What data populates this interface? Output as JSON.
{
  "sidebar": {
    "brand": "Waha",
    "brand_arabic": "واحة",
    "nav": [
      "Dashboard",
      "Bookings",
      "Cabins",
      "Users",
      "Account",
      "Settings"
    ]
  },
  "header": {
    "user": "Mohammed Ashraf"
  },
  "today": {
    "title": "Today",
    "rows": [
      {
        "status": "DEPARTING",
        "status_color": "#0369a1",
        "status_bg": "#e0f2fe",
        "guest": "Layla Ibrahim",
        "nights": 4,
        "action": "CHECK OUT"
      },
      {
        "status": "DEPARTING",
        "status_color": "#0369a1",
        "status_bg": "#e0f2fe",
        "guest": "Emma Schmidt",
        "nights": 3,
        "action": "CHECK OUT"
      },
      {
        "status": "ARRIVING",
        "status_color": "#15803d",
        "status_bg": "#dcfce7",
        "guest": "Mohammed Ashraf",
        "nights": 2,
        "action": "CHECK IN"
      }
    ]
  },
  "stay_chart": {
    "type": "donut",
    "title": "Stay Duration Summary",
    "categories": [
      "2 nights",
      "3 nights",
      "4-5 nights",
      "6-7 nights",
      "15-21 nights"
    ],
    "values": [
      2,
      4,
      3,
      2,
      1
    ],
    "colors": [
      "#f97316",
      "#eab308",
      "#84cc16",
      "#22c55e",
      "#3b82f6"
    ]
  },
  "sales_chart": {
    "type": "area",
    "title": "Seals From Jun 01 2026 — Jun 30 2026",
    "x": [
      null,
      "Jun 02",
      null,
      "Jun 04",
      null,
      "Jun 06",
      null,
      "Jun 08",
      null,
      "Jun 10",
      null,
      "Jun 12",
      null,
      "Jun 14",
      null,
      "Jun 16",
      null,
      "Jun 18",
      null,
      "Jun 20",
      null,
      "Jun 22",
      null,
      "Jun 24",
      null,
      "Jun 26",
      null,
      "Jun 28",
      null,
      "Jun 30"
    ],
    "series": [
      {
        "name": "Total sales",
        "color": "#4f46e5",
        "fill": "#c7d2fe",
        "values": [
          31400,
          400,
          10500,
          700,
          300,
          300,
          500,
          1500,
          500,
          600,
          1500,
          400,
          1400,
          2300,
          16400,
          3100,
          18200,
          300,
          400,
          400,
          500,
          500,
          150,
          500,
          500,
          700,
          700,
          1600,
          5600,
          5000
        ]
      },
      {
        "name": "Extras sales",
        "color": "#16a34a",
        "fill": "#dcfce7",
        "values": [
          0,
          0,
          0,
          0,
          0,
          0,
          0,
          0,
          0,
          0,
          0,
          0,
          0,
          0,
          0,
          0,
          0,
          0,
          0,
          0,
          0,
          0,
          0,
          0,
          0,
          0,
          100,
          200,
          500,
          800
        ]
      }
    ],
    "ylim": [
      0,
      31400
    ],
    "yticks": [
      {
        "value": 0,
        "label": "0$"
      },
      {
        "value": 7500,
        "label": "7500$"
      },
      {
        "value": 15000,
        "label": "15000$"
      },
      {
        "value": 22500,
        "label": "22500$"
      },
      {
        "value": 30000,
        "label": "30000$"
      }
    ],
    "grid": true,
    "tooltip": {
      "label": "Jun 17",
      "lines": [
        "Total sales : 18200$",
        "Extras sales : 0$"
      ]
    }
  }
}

§ **WORK INSTRUCTIONS**:
Each entry above is to be set down again in exactly the same words.

§ **ANSWER TO THIS PROBLEM**:
What data populates this interface? Output as JSON.
{
  "sidebar": {
    "brand": "Waha",
    "brand_arabic": "واحة",
    "nav": [
      "Dashboard",
      "Bookings",
      "Cabins",
      "Users",
      "Account",
      "Settings"
    ]
  },
  "header": {
    "user": "Mohammed Ashraf"
  },
  "today": {
    "title": "Today",
    "rows": [
      {
        "status": "DEPARTING",
        "status_color": "#0369a1",
        "status_bg": "#e0f2fe",
        "guest": "Layla Ibrahim",
        "nights": 4,
        "action": "CHECK OUT"
      },
      {
        "status": "DEPARTING",
        "status_color": "#0369a1",
        "status_bg": "#e0f2fe",
        "guest": "Emma Schmidt",
        "nights": 3,
        "action": "CHECK OUT"
      },
      {
        "status": "ARRIVING",
        "status_color": "#15803d",
        "status_bg": "#dcfce7",
        "guest": "Mohammed Ashraf",
        "nights": 2,
        "action": "CHECK IN"
      }
    ]
  },
  "stay_chart": {
    "type": "donut",
    "title": "Stay Duration Summary",
    "categories": [
      "2 nights",
      "3 nights",
      "4-5 nights",
      "6-7 nights",
      "15-21 nights"
    ],
    "values": [
      2,
      4,
      3,
      2,
      1
    ],
    "colors": [
      "#f97316",
      "#eab308",
      "#84cc16",
      "#22c55e",
      "#3b82f6"
    ]
  },
  "sales_chart": {
    "type": "area",
    "title": "Seals From Jun 01 2026 — Jun 30 2026",
    "x": [
      null,
      "Jun 02",
      null,
      "Jun 04",
      null,
      "Jun 06",
      null,
      "Jun 08",
      null,
      "Jun 10",
      null,
      "Jun 12",
      null,
      "Jun 14",
      null,
      "Jun 16",
      null,
      "Jun 18",
      null,
      "Jun 20",
      null,
      "Jun 22",
      null,
      "Jun 24",
      null,
      "Jun 26",
      null,
      "Jun 28",
      null,
      "Jun 30"
    ],
    "series": [
      {
        "name": "Total sales",
        "color": "#4f46e5",
        "fill": "#c7d2fe",
        "values": [
          31400,
          400,
          10500,
          700,
          300,
          300,
          500,
          1500,
          500,
          600,
          1500,
          400,
          1400,
          2300,
          16400,
          3100,
          18200,
          300,
          400,
          400,
          500,
          500,
          150,
          500,
          500,
          700,
          700,
          1600,
          5600,
          5000
        ]
      },
      {
        "name": "Extras sales",
        "color": "#16a34a",
        "fill": "#dcfce7",
        "values": [
          0,
          0,
          0,
          0,
          0,
          0,
          0,
          0,
          0,
          0,
          0,
          0,
          0,
          0,
          0,
          0,
          0,
          0,
          0,
          0,
          0,
          0,
          0,
          0,
          0,
          0,
          100,
          200,
          500,
          800
        ]
      }
    ],
    "ylim": [
      0,
      31400
    ],
    "yticks": [
      {
        "value": 0,
        "label": "0$"
      },
      {
        "value": 7500,
        "label": "7500$"
      },
      {
        "value": 15000,
        "label": "15000$"
      },
      {
        "value": 22500,
        "label": "22500$"
      },
      {
        "value": 30000,
        "label": "30000$"
      }
    ],
    "grid": true,
    "tooltip": {
      "label": "Jun 17",
      "lines": [
        "Total sales : 18200$",
        "Extras sales : 0$"
      ]
    }
  }
}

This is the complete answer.